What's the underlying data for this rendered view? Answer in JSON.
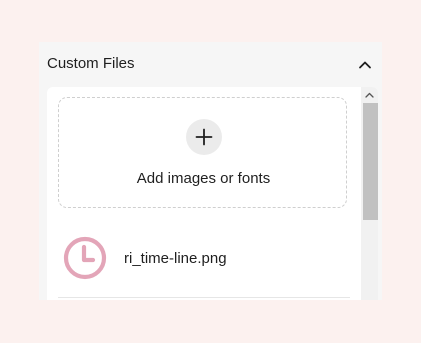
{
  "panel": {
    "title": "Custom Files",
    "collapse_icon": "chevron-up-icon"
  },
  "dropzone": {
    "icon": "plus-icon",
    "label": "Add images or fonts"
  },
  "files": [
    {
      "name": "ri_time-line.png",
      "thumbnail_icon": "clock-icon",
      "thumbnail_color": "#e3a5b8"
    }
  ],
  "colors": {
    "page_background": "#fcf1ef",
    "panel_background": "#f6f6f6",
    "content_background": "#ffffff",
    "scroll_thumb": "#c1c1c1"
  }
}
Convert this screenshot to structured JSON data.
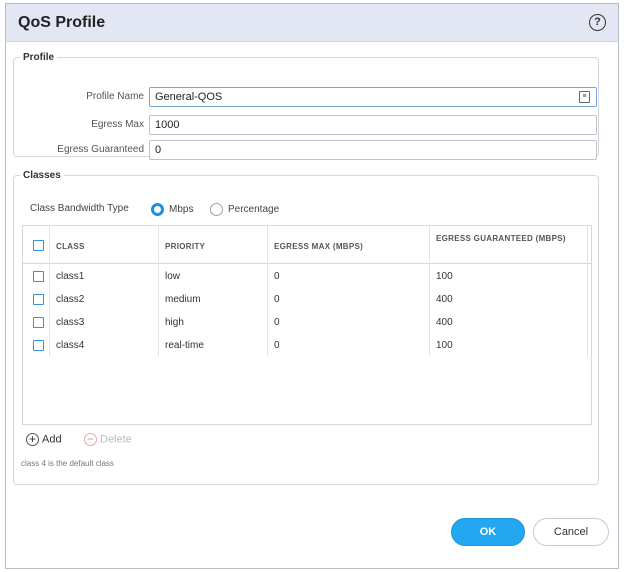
=-=-=-=-=
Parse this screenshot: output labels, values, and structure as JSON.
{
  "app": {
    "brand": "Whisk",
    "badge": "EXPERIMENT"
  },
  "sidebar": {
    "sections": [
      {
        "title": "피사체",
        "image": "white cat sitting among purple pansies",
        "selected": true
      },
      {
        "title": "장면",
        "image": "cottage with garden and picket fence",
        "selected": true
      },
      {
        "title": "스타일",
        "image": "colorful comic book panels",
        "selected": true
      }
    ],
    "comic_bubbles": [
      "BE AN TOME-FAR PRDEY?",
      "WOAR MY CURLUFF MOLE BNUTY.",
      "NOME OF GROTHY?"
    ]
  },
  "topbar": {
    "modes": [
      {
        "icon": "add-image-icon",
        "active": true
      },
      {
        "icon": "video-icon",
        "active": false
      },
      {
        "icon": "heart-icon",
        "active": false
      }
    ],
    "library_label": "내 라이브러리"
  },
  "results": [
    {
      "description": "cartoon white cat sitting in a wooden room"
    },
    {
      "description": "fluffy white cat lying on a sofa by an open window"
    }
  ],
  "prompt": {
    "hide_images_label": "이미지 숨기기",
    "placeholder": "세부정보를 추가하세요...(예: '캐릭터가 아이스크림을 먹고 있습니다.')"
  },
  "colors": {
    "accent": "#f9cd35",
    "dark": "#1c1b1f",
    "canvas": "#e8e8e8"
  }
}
=-=-=-=-=
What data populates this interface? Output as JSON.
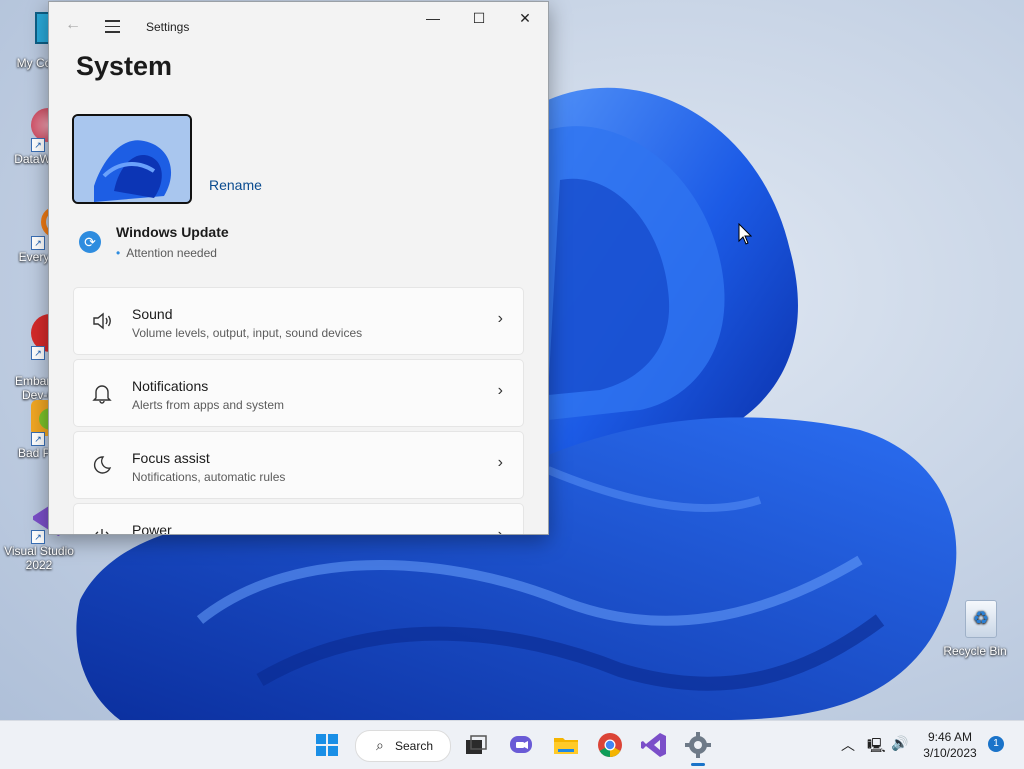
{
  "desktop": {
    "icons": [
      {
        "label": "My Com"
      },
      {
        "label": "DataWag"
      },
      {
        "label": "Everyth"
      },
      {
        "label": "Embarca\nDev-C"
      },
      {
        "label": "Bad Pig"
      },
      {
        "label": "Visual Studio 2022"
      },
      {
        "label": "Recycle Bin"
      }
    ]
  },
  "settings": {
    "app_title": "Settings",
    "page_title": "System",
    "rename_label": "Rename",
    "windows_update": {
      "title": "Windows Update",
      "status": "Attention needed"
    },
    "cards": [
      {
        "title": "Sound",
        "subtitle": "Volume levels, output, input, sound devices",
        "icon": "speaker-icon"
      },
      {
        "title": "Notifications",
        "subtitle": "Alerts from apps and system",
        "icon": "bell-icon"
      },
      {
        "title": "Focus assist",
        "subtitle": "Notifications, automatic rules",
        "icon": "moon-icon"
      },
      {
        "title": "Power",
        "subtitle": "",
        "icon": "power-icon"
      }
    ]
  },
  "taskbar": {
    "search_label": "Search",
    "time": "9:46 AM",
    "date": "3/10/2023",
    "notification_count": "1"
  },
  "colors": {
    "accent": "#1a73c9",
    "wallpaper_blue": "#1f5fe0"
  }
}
=-=-=-=-=
Repeat exactly the lines above, from the line that contains "What's the underlying" down through the line that contains "Convert this screenshot". Include both of those lines and none of the pictures.

» **EXERCISE RESPONSE**
What's the underlying data for this rendered view? Answer in JSON.
{
  "panel": {
    "title": "Custom Files",
    "collapse_icon": "chevron-up-icon"
  },
  "dropzone": {
    "icon": "plus-icon",
    "label": "Add images or fonts"
  },
  "files": [
    {
      "name": "ri_time-line.png",
      "thumbnail_icon": "clock-icon",
      "thumbnail_color": "#e3a5b8"
    }
  ],
  "colors": {
    "page_background": "#fcf1ef",
    "panel_background": "#f6f6f6",
    "content_background": "#ffffff",
    "scroll_thumb": "#c1c1c1"
  }
}
Convert this screenshot to structured JSON data.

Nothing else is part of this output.